Go through the data and copy every line exactly, but not the images.

Record excerpts
════════════════════

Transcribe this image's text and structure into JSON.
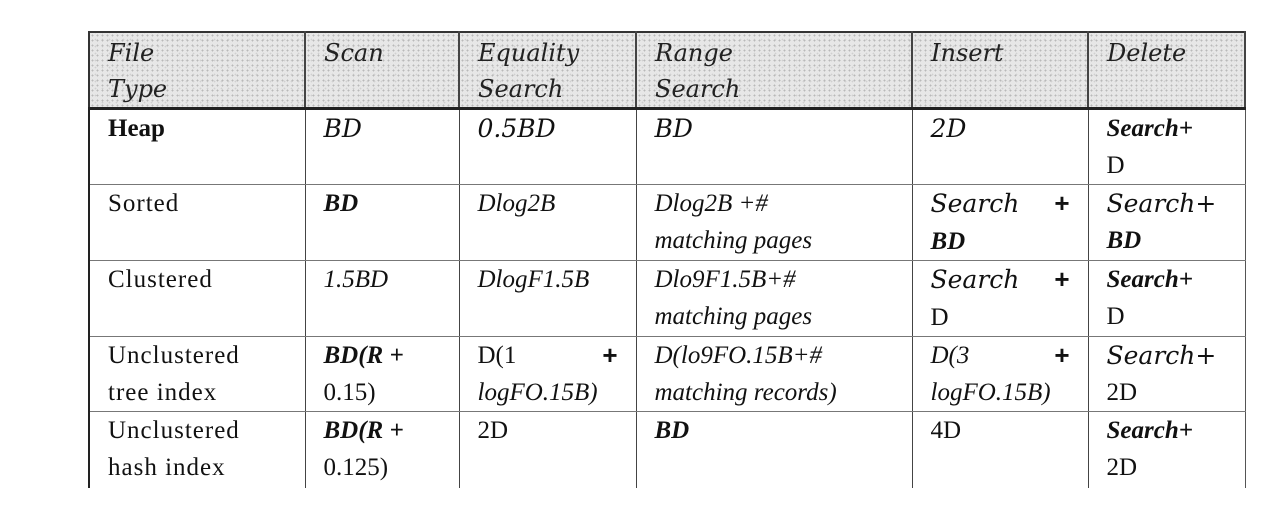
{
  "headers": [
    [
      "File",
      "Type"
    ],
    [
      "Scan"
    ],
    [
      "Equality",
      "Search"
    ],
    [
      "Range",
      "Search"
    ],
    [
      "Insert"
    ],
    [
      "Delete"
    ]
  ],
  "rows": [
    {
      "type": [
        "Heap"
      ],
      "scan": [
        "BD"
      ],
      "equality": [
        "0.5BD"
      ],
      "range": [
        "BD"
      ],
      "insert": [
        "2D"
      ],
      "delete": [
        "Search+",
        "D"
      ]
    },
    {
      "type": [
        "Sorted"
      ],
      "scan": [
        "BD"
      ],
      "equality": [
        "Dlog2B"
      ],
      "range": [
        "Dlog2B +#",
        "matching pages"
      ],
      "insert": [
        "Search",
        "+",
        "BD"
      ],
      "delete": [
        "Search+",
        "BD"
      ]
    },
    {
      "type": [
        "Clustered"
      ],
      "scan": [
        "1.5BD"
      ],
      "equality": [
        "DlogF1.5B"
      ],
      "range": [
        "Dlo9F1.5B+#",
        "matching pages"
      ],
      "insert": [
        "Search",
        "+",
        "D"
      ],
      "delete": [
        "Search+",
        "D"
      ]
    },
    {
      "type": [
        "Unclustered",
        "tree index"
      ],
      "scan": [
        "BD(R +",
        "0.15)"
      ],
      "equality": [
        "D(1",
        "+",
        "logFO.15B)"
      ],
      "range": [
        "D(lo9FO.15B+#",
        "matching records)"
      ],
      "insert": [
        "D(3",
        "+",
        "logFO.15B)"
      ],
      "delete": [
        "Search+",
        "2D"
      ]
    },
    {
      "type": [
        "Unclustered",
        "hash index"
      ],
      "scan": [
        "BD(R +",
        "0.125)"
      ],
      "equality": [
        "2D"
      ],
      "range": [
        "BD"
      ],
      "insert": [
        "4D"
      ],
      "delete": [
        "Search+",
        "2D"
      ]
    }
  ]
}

════════════════════

Result of the task
Transcribe this image's text and structure into JSON.
{
  "headers": [
    [
      "File",
      "Type"
    ],
    [
      "Scan"
    ],
    [
      "Equality",
      "Search"
    ],
    [
      "Range",
      "Search"
    ],
    [
      "Insert"
    ],
    [
      "Delete"
    ]
  ],
  "rows": [
    {
      "type": [
        "Heap"
      ],
      "scan": [
        "BD"
      ],
      "equality": [
        "0.5BD"
      ],
      "range": [
        "BD"
      ],
      "insert": [
        "2D"
      ],
      "delete": [
        "Search+",
        "D"
      ]
    },
    {
      "type": [
        "Sorted"
      ],
      "scan": [
        "BD"
      ],
      "equality": [
        "Dlog2B"
      ],
      "range": [
        "Dlog2B +#",
        "matching pages"
      ],
      "insert": [
        "Search",
        "+",
        "BD"
      ],
      "delete": [
        "Search+",
        "BD"
      ]
    },
    {
      "type": [
        "Clustered"
      ],
      "scan": [
        "1.5BD"
      ],
      "equality": [
        "DlogF1.5B"
      ],
      "range": [
        "Dlo9F1.5B+#",
        "matching pages"
      ],
      "insert": [
        "Search",
        "+",
        "D"
      ],
      "delete": [
        "Search+",
        "D"
      ]
    },
    {
      "type": [
        "Unclustered",
        "tree index"
      ],
      "scan": [
        "BD(R +",
        "0.15)"
      ],
      "equality": [
        "D(1",
        "+",
        "logFO.15B)"
      ],
      "range": [
        "D(lo9FO.15B+#",
        "matching records)"
      ],
      "insert": [
        "D(3",
        "+",
        "logFO.15B)"
      ],
      "delete": [
        "Search+",
        "2D"
      ]
    },
    {
      "type": [
        "Unclustered",
        "hash index"
      ],
      "scan": [
        "BD(R +",
        "0.125)"
      ],
      "equality": [
        "2D"
      ],
      "range": [
        "BD"
      ],
      "insert": [
        "4D"
      ],
      "delete": [
        "Search+",
        "2D"
      ]
    }
  ]
}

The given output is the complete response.